• TASK BRIEF
Omit images. Retype all entries verbatim.

• DATA FOR THIS EXERCISE
━━━
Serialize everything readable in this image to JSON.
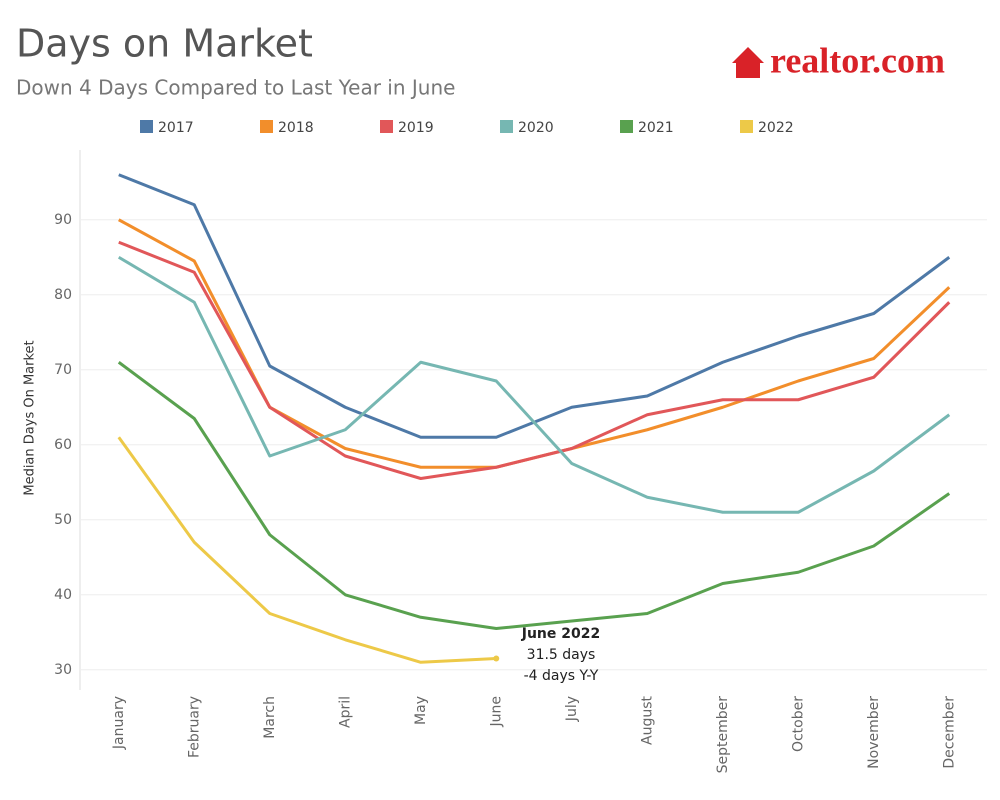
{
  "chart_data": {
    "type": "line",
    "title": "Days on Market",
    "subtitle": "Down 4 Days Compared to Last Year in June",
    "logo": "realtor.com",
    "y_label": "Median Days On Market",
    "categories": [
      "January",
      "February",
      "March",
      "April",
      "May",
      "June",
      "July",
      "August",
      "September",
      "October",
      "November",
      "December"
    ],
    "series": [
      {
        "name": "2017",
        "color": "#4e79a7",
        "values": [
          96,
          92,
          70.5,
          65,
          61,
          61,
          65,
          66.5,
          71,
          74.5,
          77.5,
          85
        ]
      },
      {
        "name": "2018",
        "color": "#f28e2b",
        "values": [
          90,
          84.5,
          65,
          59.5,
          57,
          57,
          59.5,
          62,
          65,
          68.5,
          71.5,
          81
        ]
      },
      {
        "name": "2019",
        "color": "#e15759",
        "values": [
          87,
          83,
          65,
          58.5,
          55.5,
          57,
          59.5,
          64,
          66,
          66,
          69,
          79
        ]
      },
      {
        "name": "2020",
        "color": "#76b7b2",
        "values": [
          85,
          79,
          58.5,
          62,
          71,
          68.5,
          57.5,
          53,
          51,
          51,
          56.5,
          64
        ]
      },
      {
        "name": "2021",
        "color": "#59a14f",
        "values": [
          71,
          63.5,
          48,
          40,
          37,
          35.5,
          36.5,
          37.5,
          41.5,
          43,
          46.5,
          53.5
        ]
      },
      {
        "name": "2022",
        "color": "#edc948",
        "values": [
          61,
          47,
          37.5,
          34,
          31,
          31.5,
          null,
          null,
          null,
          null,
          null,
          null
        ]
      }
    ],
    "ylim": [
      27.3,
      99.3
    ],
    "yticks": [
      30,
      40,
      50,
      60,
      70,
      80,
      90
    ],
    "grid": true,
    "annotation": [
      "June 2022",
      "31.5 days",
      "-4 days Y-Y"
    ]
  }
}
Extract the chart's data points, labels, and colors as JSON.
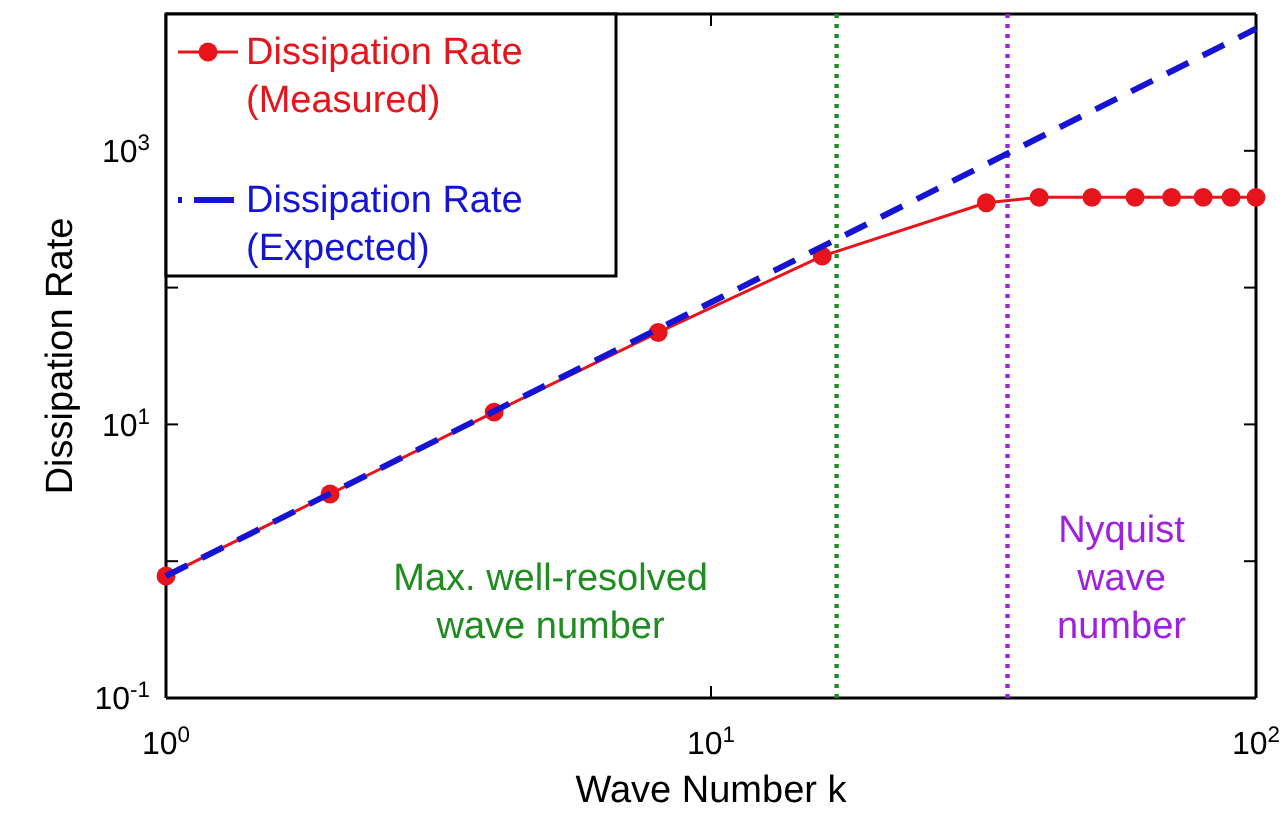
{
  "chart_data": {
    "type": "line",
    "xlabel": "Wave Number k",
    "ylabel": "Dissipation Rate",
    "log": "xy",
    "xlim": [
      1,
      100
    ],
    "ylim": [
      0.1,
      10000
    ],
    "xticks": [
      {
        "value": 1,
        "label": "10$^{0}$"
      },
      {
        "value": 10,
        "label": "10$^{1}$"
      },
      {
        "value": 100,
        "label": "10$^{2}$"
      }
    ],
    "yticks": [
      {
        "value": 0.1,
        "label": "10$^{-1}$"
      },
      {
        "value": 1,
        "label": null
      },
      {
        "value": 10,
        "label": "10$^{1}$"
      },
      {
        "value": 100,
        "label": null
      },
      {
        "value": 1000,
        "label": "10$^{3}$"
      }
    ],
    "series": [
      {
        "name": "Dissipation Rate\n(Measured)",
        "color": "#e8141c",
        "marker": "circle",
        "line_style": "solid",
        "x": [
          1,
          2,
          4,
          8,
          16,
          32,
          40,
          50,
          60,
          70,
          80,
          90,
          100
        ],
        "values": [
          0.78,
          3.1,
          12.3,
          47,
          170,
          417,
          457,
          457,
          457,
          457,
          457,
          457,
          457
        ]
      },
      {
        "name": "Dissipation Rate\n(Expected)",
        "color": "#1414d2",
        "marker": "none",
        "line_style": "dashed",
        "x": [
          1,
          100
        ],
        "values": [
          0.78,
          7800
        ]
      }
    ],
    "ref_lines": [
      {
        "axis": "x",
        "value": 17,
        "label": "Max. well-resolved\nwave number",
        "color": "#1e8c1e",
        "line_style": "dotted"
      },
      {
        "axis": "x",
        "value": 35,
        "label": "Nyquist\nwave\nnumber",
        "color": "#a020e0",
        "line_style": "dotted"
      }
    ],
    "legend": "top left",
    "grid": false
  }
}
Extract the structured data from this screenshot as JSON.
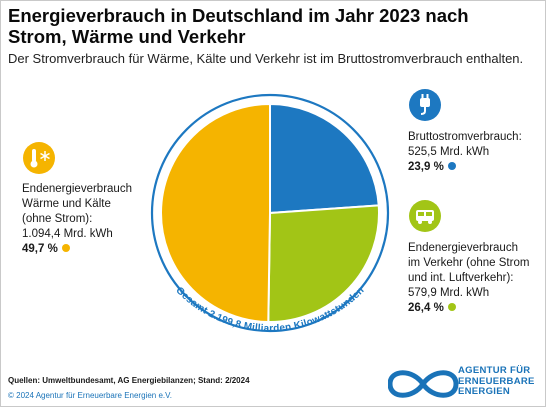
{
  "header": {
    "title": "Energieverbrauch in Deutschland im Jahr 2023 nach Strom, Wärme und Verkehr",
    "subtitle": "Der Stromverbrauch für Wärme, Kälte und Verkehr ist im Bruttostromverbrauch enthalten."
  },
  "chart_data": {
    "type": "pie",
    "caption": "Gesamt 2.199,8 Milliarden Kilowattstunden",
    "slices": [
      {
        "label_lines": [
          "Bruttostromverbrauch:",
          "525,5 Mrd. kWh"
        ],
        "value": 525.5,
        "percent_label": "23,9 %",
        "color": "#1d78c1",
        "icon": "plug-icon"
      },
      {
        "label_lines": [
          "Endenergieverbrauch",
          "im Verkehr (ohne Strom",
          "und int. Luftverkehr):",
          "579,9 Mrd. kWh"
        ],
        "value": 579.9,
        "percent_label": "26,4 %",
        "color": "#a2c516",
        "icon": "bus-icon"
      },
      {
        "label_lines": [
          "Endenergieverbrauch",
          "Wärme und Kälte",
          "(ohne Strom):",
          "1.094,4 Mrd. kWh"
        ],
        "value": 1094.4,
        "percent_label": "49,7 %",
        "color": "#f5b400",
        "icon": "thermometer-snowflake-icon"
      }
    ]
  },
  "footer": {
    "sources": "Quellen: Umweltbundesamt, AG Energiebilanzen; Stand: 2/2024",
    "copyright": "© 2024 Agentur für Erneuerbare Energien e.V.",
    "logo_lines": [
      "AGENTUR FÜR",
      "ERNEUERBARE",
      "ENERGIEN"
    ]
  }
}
━━━
• CORRECT RESPONSE
Serialize everything readable in this image to JSON.
{
  "chart_data": {
    "type": "line",
    "title": "Days on Market",
    "subtitle": "Down 4 Days Compared to Last Year in June",
    "logo": "realtor.com",
    "y_label": "Median Days On Market",
    "categories": [
      "January",
      "February",
      "March",
      "April",
      "May",
      "June",
      "July",
      "August",
      "September",
      "October",
      "November",
      "December"
    ],
    "series": [
      {
        "name": "2017",
        "color": "#4e79a7",
        "values": [
          96,
          92,
          70.5,
          65,
          61,
          61,
          65,
          66.5,
          71,
          74.5,
          77.5,
          85
        ]
      },
      {
        "name": "2018",
        "color": "#f28e2b",
        "values": [
          90,
          84.5,
          65,
          59.5,
          57,
          57,
          59.5,
          62,
          65,
          68.5,
          71.5,
          81
        ]
      },
      {
        "name": "2019",
        "color": "#e15759",
        "values": [
          87,
          83,
          65,
          58.5,
          55.5,
          57,
          59.5,
          64,
          66,
          66,
          69,
          79
        ]
      },
      {
        "name": "2020",
        "color": "#76b7b2",
        "values": [
          85,
          79,
          58.5,
          62,
          71,
          68.5,
          57.5,
          53,
          51,
          51,
          56.5,
          64
        ]
      },
      {
        "name": "2021",
        "color": "#59a14f",
        "values": [
          71,
          63.5,
          48,
          40,
          37,
          35.5,
          36.5,
          37.5,
          41.5,
          43,
          46.5,
          53.5
        ]
      },
      {
        "name": "2022",
        "color": "#edc948",
        "values": [
          61,
          47,
          37.5,
          34,
          31,
          31.5,
          null,
          null,
          null,
          null,
          null,
          null
        ]
      }
    ],
    "ylim": [
      27.3,
      99.3
    ],
    "yticks": [
      30,
      40,
      50,
      60,
      70,
      80,
      90
    ],
    "grid": true,
    "annotation": [
      "June 2022",
      "31.5 days",
      "-4 days Y-Y"
    ]
  }
}
Extract the chart's data points, labels, and colors as JSON.
{
  "chart_data": {
    "type": "line",
    "xlabel": "Wave Number k",
    "ylabel": "Dissipation Rate",
    "log": "xy",
    "xlim": [
      1,
      100
    ],
    "ylim": [
      0.1,
      10000
    ],
    "xticks": [
      {
        "value": 1,
        "label": "10$^{0}$"
      },
      {
        "value": 10,
        "label": "10$^{1}$"
      },
      {
        "value": 100,
        "label": "10$^{2}$"
      }
    ],
    "yticks": [
      {
        "value": 0.1,
        "label": "10$^{-1}$"
      },
      {
        "value": 1,
        "label": null
      },
      {
        "value": 10,
        "label": "10$^{1}$"
      },
      {
        "value": 100,
        "label": null
      },
      {
        "value": 1000,
        "label": "10$^{3}$"
      }
    ],
    "series": [
      {
        "name": "Dissipation Rate\n(Measured)",
        "color": "#e8141c",
        "marker": "circle",
        "line_style": "solid",
        "x": [
          1,
          2,
          4,
          8,
          16,
          32,
          40,
          50,
          60,
          70,
          80,
          90,
          100
        ],
        "values": [
          0.78,
          3.1,
          12.3,
          47,
          170,
          417,
          457,
          457,
          457,
          457,
          457,
          457,
          457
        ]
      },
      {
        "name": "Dissipation Rate\n(Expected)",
        "color": "#1414d2",
        "marker": "none",
        "line_style": "dashed",
        "x": [
          1,
          100
        ],
        "values": [
          0.78,
          7800
        ]
      }
    ],
    "ref_lines": [
      {
        "axis": "x",
        "value": 17,
        "label": "Max. well-resolved\nwave number",
        "color": "#1e8c1e",
        "line_style": "dotted"
      },
      {
        "axis": "x",
        "value": 35,
        "label": "Nyquist\nwave\nnumber",
        "color": "#a020e0",
        "line_style": "dotted"
      }
    ],
    "legend": "top left",
    "grid": false
  }
}
Extract the structured data from this screenshot as JSON.
{
  "header": {
    "title": "Energieverbrauch in Deutschland im Jahr 2023 nach Strom, Wärme und Verkehr",
    "subtitle": "Der Stromverbrauch für Wärme, Kälte und Verkehr ist im Bruttostromverbrauch enthalten."
  },
  "chart_data": {
    "type": "pie",
    "caption": "Gesamt 2.199,8 Milliarden Kilowattstunden",
    "slices": [
      {
        "label_lines": [
          "Bruttostromverbrauch:",
          "525,5 Mrd. kWh"
        ],
        "value": 525.5,
        "percent_label": "23,9 %",
        "color": "#1d78c1",
        "icon": "plug-icon"
      },
      {
        "label_lines": [
          "Endenergieverbrauch",
          "im Verkehr (ohne Strom",
          "und int. Luftverkehr):",
          "579,9 Mrd. kWh"
        ],
        "value": 579.9,
        "percent_label": "26,4 %",
        "color": "#a2c516",
        "icon": "bus-icon"
      },
      {
        "label_lines": [
          "Endenergieverbrauch",
          "Wärme und Kälte",
          "(ohne Strom):",
          "1.094,4 Mrd. kWh"
        ],
        "value": 1094.4,
        "percent_label": "49,7 %",
        "color": "#f5b400",
        "icon": "thermometer-snowflake-icon"
      }
    ]
  },
  "footer": {
    "sources": "Quellen: Umweltbundesamt, AG Energiebilanzen; Stand: 2/2024",
    "copyright": "© 2024 Agentur für Erneuerbare Energien e.V.",
    "logo_lines": [
      "AGENTUR FÜR",
      "ERNEUERBARE",
      "ENERGIEN"
    ]
  }
}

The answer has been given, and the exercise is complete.